[AIM OF THE TASK]
Find the lines holding "Idghaam" and copy them.
_ _ _
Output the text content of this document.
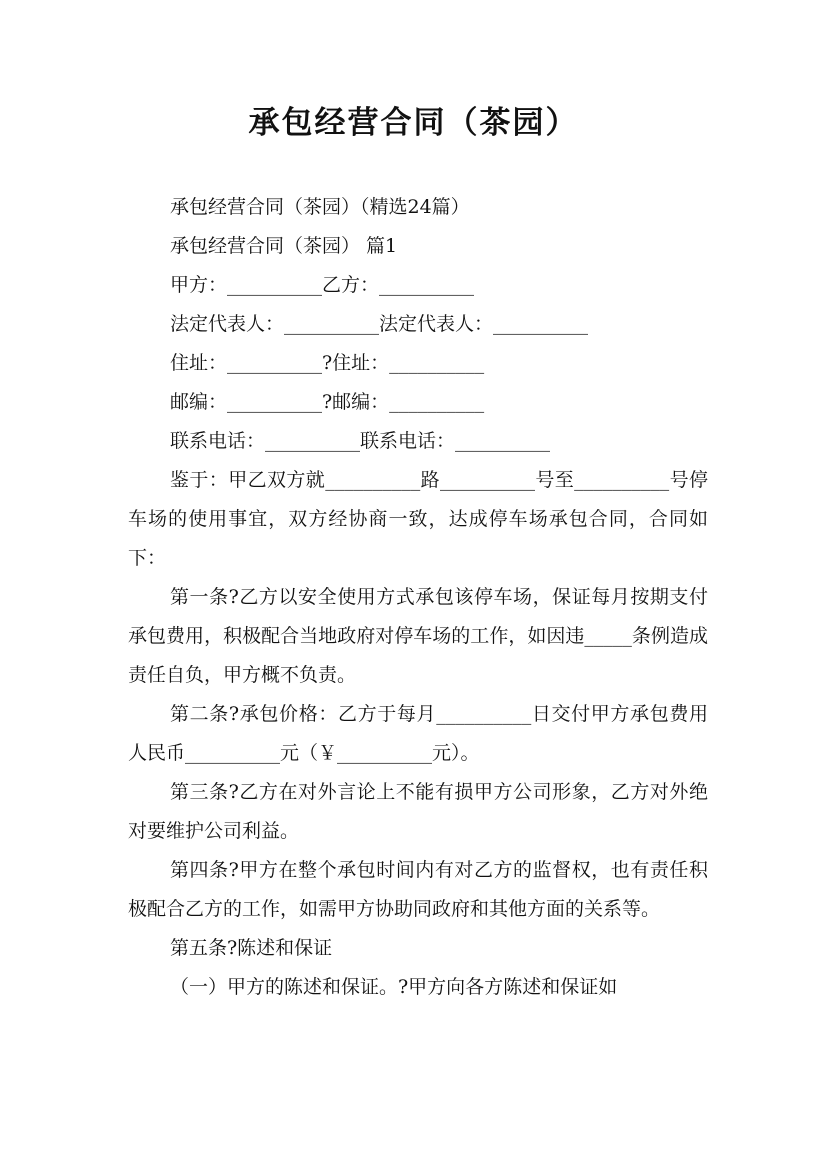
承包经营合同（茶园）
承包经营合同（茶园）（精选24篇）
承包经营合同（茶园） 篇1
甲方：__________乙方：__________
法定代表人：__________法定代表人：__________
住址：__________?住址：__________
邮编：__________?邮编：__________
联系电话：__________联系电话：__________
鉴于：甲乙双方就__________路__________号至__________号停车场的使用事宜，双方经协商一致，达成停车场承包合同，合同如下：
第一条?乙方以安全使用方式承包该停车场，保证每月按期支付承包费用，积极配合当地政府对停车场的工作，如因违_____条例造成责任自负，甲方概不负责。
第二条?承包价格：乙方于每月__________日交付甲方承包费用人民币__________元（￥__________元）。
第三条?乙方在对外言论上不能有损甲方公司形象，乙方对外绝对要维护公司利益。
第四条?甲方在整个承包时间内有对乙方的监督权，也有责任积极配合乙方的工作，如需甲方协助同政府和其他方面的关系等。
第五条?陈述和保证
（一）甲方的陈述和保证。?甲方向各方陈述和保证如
_ _ _
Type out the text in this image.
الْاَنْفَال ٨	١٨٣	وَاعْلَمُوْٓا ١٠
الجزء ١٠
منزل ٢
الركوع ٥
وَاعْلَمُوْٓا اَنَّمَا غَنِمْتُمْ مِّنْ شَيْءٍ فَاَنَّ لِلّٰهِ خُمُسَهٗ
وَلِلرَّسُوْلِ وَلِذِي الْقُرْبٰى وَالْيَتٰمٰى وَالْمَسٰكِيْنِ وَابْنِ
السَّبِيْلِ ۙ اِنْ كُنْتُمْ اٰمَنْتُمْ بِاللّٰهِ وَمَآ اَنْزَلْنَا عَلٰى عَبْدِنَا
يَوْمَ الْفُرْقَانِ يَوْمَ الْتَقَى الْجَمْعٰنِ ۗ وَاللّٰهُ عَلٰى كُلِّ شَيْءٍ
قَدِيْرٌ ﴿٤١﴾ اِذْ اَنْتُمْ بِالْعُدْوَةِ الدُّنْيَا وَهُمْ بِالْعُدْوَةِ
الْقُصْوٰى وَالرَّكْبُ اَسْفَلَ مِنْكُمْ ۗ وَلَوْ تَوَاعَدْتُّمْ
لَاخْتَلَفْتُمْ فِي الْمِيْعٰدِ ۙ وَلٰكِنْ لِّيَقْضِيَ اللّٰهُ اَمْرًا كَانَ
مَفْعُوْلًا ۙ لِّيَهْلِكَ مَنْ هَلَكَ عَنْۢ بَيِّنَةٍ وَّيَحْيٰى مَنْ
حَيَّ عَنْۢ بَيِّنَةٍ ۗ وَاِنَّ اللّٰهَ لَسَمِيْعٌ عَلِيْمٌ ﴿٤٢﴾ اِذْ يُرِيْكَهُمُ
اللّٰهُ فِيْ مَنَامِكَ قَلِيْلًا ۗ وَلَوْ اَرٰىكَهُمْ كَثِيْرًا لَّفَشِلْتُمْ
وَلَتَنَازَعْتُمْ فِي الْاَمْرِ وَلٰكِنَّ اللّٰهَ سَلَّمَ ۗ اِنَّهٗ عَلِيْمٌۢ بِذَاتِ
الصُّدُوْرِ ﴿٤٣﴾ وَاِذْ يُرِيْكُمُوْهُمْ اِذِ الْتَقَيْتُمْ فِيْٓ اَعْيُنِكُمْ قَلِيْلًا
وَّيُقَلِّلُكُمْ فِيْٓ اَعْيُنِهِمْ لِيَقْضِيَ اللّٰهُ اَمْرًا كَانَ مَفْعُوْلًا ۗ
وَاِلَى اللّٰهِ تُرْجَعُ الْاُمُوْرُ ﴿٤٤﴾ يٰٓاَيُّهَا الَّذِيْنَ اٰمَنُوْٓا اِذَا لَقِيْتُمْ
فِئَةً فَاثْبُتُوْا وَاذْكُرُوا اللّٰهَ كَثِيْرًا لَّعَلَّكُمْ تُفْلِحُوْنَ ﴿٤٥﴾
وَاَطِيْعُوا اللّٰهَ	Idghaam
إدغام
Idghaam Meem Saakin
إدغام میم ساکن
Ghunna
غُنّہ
_ _ _
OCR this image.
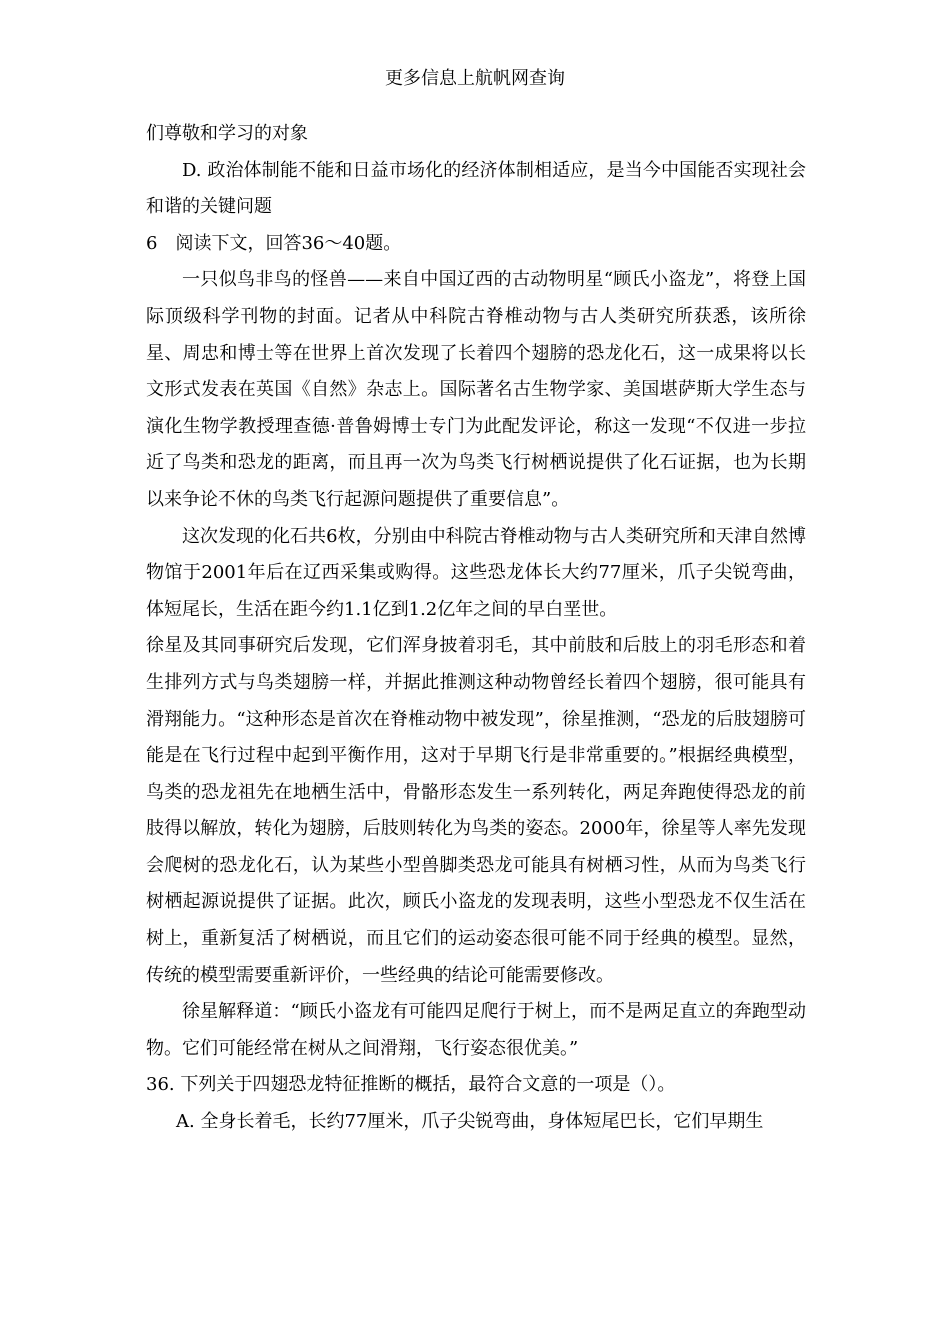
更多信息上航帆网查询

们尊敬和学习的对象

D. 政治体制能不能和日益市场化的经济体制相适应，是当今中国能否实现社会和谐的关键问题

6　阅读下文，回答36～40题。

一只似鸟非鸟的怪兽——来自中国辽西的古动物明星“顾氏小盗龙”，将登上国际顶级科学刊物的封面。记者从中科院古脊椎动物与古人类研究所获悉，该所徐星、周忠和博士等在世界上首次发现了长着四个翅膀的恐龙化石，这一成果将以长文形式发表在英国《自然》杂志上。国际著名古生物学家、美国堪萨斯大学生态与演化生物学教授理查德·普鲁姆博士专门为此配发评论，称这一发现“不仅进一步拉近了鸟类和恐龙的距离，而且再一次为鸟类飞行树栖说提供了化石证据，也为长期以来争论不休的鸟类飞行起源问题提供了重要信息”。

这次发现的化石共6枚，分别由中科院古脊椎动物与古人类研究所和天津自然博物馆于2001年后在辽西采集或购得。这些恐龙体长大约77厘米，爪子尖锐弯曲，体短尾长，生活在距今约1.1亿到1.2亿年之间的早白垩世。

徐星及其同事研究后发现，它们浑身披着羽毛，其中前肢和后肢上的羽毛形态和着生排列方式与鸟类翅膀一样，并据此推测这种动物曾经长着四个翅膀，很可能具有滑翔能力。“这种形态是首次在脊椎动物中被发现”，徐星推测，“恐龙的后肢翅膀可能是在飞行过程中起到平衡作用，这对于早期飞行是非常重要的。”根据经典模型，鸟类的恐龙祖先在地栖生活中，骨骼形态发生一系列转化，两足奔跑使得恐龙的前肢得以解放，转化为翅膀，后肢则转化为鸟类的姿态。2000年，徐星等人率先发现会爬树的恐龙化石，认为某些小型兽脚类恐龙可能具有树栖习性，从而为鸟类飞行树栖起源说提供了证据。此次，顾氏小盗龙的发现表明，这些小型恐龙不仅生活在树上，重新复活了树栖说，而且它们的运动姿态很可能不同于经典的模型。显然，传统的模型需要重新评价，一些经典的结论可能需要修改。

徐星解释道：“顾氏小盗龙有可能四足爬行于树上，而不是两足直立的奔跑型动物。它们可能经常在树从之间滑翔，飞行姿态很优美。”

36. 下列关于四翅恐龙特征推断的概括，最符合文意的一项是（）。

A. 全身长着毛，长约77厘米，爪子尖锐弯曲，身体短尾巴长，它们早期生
_ _ _
[RESPONSE TO THE TASK]
وَاَطِيْعُوا اللّٰهَ	Idghaam
Idghaam Meem Saakin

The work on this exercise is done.